Directions — Below are the records; locate each line with the word "username" and copy it.
== Extracted data ==
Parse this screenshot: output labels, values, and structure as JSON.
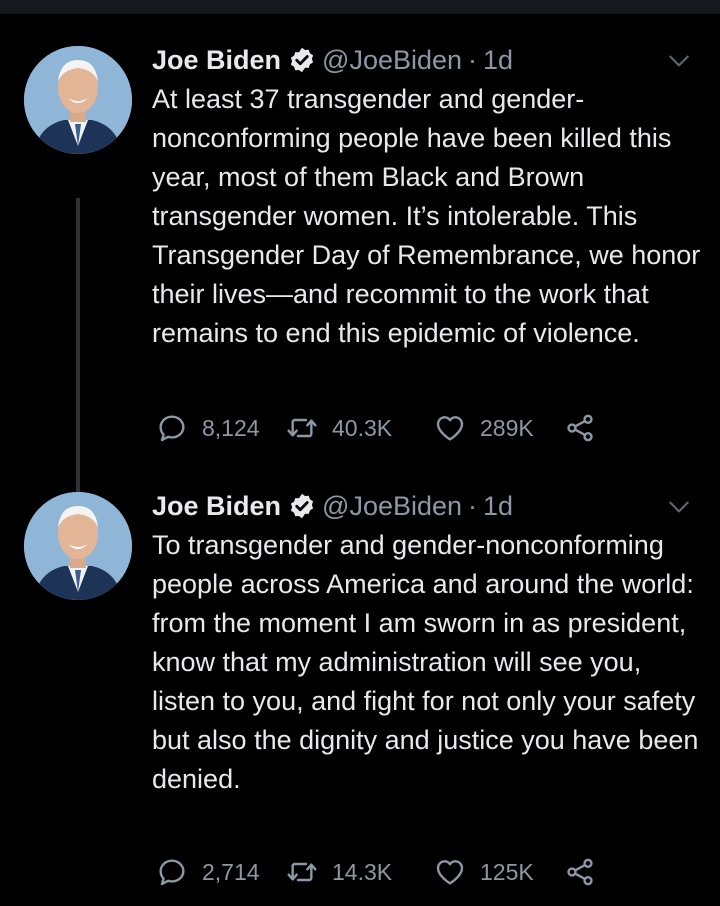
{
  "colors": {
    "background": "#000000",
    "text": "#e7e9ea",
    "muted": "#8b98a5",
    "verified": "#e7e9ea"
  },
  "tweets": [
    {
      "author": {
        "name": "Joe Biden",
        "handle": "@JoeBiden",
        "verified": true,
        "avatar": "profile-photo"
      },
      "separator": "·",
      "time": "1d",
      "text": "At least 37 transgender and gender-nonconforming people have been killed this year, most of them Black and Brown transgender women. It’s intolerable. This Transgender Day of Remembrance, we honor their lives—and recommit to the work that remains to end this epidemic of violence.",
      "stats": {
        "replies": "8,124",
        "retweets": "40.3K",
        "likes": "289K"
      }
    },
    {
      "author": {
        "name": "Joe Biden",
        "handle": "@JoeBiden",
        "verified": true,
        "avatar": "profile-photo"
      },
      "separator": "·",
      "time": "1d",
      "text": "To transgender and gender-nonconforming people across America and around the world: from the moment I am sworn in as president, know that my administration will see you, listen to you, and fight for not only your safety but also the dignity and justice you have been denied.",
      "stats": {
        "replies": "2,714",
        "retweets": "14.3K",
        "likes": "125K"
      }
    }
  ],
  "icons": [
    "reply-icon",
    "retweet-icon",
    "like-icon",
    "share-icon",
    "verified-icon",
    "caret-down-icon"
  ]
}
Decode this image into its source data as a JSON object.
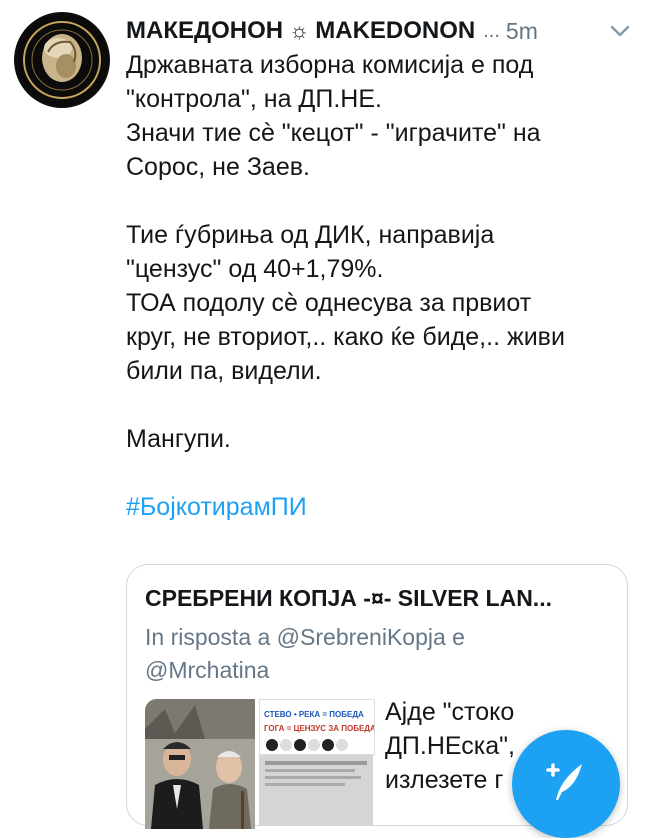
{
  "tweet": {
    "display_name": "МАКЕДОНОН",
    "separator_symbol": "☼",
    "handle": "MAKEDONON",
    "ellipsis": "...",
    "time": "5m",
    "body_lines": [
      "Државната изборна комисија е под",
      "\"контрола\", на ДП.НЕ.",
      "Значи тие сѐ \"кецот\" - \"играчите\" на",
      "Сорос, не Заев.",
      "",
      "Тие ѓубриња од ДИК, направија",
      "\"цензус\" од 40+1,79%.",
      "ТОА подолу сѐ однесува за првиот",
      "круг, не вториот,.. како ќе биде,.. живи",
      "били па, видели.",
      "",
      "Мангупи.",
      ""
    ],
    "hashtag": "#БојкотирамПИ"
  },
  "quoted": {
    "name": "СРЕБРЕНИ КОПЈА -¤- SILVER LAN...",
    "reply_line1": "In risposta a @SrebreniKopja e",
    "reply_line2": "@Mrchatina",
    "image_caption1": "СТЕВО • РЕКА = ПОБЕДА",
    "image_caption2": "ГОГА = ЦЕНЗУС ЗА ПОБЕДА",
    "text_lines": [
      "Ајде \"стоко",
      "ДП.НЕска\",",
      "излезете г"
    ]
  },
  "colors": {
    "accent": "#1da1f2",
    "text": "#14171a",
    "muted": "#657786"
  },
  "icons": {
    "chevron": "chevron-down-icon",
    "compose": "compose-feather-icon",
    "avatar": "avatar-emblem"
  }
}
===
== Extracted data ==
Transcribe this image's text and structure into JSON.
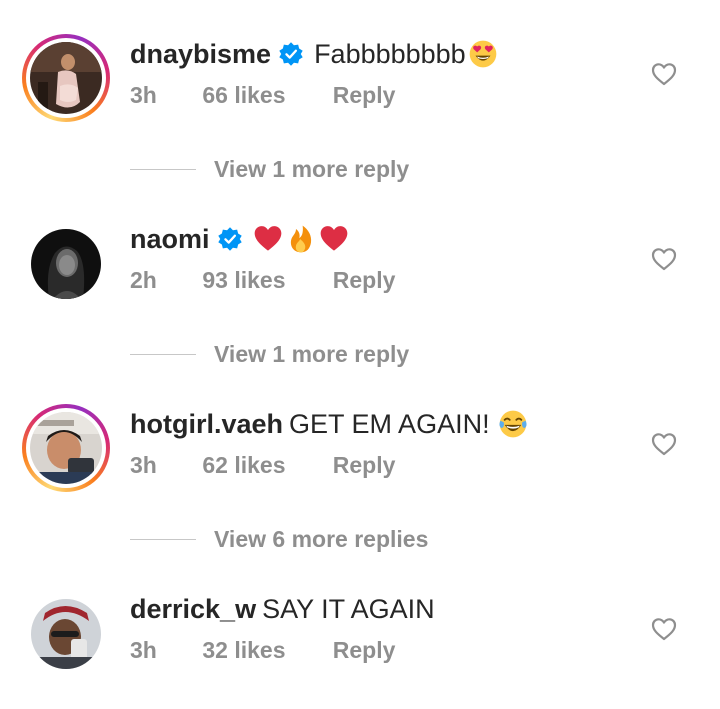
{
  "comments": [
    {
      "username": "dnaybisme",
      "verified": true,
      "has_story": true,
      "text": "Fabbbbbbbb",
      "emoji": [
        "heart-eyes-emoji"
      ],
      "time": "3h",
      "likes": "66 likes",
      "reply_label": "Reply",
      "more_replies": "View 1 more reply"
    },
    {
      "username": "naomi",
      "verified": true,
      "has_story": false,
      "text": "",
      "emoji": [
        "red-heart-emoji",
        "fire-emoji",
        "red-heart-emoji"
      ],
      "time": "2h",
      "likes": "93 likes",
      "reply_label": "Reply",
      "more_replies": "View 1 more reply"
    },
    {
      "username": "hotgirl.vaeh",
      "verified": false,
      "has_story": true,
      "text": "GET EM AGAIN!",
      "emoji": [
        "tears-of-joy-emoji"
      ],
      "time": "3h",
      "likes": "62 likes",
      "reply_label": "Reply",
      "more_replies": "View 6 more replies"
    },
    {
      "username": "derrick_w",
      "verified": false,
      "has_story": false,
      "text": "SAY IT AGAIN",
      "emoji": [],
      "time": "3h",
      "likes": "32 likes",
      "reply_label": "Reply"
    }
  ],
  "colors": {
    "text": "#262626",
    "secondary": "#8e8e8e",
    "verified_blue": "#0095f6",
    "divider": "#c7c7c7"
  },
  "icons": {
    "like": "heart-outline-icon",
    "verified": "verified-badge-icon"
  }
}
===
Task answer —
      "username": "dnaybisme",
      "username": "naomi",
      "username": "hotgirl.vaeh",
      "username": "derrick_w",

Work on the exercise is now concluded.